Information shown.

>> Begin

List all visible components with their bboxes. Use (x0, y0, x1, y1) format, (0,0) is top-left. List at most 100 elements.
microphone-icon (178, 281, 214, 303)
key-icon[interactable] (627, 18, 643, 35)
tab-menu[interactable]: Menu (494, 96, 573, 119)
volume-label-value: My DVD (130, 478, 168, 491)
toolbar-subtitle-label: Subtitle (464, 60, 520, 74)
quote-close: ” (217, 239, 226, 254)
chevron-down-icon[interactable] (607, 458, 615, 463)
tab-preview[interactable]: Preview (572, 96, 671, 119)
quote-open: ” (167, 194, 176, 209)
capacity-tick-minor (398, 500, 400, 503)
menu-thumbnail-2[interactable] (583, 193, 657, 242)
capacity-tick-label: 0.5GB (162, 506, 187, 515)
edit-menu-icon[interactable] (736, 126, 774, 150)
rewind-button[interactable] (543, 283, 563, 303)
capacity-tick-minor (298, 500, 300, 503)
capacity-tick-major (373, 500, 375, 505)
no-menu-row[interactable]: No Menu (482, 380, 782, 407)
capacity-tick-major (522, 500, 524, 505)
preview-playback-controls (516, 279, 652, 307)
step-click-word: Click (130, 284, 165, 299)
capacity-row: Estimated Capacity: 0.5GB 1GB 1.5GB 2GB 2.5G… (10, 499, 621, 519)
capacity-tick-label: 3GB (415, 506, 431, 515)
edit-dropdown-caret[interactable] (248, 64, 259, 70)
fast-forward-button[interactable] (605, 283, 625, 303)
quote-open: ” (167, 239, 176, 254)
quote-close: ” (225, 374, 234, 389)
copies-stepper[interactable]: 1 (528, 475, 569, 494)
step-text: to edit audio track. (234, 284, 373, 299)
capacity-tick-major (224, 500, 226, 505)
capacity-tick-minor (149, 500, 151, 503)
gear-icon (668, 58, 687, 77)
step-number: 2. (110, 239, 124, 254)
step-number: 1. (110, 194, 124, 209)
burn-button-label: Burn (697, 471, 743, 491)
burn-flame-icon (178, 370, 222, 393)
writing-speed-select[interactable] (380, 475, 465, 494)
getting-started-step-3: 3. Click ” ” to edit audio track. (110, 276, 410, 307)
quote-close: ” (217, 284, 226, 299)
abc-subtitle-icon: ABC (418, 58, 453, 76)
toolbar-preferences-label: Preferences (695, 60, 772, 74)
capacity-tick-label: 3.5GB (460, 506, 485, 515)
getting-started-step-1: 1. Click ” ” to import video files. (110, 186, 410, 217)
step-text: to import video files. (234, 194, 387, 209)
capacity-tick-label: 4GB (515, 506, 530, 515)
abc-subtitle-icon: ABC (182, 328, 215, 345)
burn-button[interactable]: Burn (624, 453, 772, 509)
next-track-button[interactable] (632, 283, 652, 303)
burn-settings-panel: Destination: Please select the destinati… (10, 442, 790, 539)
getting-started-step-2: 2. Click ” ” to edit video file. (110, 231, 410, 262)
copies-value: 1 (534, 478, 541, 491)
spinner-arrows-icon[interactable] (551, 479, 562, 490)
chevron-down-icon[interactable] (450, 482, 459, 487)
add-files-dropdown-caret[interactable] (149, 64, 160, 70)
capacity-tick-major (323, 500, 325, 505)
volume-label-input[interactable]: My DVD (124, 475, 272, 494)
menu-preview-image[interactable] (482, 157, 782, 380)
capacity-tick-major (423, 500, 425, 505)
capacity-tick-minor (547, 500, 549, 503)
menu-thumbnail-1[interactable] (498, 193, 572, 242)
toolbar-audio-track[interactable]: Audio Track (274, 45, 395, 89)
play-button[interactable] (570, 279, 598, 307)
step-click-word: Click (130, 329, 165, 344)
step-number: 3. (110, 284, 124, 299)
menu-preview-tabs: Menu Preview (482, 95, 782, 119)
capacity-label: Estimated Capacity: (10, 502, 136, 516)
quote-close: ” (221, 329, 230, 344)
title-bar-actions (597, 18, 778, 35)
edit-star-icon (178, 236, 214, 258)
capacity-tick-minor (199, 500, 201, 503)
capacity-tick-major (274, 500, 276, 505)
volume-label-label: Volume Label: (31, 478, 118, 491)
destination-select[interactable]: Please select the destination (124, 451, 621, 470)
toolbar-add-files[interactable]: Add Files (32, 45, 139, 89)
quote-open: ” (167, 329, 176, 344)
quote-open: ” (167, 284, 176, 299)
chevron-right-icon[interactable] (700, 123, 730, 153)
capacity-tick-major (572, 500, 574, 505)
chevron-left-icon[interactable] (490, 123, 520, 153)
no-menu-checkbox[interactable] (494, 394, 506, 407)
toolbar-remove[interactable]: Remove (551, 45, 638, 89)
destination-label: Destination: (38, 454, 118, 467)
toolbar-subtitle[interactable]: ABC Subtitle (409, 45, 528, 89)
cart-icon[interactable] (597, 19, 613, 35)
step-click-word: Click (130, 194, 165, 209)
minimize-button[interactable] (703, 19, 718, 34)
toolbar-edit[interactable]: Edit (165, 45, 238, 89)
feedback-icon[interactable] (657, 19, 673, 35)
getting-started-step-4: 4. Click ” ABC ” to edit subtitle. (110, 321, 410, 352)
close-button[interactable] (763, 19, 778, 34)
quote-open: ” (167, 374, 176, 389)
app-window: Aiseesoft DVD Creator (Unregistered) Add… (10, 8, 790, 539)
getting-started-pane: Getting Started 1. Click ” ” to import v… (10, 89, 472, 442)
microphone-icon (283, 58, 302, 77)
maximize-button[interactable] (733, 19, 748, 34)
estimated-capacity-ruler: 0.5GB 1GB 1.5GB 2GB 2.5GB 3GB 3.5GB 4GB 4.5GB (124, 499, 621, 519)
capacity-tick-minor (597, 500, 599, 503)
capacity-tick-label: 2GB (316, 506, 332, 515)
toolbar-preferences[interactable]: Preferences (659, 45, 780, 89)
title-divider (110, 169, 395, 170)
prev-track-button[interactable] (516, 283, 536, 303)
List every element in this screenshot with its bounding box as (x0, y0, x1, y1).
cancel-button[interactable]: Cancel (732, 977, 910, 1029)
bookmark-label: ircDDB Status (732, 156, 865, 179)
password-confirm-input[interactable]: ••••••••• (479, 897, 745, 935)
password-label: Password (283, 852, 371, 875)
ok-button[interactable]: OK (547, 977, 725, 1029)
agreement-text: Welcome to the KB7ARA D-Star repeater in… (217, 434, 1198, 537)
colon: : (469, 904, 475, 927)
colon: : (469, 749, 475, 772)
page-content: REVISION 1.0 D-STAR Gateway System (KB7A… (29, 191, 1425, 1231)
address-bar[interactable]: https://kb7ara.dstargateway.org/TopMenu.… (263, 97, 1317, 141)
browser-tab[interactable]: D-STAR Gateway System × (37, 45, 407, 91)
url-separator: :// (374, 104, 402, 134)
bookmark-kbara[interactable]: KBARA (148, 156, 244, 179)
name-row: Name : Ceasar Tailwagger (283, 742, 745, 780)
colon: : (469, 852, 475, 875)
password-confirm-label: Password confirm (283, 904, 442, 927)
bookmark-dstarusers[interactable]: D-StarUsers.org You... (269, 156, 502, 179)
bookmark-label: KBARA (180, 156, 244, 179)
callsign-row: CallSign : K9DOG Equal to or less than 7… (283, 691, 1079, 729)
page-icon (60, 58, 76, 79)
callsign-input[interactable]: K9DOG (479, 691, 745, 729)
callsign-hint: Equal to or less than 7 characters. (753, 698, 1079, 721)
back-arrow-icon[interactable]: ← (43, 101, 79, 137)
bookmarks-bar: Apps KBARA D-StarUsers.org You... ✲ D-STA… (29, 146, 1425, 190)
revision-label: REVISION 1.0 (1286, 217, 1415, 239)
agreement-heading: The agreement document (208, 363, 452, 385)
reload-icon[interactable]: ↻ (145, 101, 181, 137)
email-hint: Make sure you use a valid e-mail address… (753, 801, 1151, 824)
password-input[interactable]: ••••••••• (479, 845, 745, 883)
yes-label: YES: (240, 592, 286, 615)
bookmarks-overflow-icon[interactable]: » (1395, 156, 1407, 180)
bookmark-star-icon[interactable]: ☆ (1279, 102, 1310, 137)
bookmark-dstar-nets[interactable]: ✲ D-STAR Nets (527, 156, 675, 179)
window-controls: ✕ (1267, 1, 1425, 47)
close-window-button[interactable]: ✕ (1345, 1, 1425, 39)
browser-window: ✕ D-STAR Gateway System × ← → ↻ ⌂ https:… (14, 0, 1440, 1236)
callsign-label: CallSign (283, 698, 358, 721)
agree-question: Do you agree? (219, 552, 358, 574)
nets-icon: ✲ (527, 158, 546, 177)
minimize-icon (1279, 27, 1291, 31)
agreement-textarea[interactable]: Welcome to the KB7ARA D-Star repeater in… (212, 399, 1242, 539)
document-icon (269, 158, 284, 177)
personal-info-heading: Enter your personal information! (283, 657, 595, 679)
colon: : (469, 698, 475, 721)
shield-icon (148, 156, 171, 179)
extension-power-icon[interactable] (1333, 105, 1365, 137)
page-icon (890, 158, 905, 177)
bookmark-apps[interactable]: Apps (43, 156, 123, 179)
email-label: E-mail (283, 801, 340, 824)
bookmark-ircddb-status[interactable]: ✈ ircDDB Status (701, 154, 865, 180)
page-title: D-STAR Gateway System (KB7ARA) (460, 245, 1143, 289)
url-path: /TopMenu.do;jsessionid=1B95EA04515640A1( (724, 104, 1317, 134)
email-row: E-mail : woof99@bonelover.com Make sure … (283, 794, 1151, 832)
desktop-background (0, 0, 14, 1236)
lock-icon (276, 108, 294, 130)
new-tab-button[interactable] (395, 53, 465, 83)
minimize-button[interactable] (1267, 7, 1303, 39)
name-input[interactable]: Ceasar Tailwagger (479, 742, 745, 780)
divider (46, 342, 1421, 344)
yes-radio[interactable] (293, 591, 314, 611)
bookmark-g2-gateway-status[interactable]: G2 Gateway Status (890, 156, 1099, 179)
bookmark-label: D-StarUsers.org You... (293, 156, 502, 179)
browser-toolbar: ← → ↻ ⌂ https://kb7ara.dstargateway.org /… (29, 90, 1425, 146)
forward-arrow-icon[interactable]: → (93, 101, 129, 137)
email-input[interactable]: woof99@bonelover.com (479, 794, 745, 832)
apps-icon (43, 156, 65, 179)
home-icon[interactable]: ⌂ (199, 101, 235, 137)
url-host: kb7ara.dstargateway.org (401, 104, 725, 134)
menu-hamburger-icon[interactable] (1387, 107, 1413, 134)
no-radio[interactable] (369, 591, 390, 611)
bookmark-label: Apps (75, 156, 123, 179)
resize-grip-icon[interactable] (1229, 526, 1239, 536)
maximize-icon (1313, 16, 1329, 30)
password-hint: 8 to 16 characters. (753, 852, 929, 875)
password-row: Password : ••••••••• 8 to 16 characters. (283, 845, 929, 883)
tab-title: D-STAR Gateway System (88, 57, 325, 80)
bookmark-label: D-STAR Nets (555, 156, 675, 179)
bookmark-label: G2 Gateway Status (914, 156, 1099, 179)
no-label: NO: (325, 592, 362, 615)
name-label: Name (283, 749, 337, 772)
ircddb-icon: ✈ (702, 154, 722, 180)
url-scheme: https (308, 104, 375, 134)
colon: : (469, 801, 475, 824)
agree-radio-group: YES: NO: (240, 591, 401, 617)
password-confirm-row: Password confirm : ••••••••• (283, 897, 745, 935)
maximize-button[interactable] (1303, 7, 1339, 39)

>> End

Directions.
Copy the data word for word, starting at its first line and stopping after the line that contains "239, 226, 254)", with both of those lines included.

Full solution.
List all visible components with their bboxes. Use (x0, y0, x1, y1) format, (0,0) is top-left. List at most 100 elements.
microphone-icon (178, 281, 214, 303)
key-icon[interactable] (627, 18, 643, 35)
tab-menu[interactable]: Menu (494, 96, 573, 119)
volume-label-value: My DVD (130, 478, 168, 491)
toolbar-subtitle-label: Subtitle (464, 60, 520, 74)
quote-close: ” (217, 239, 226, 254)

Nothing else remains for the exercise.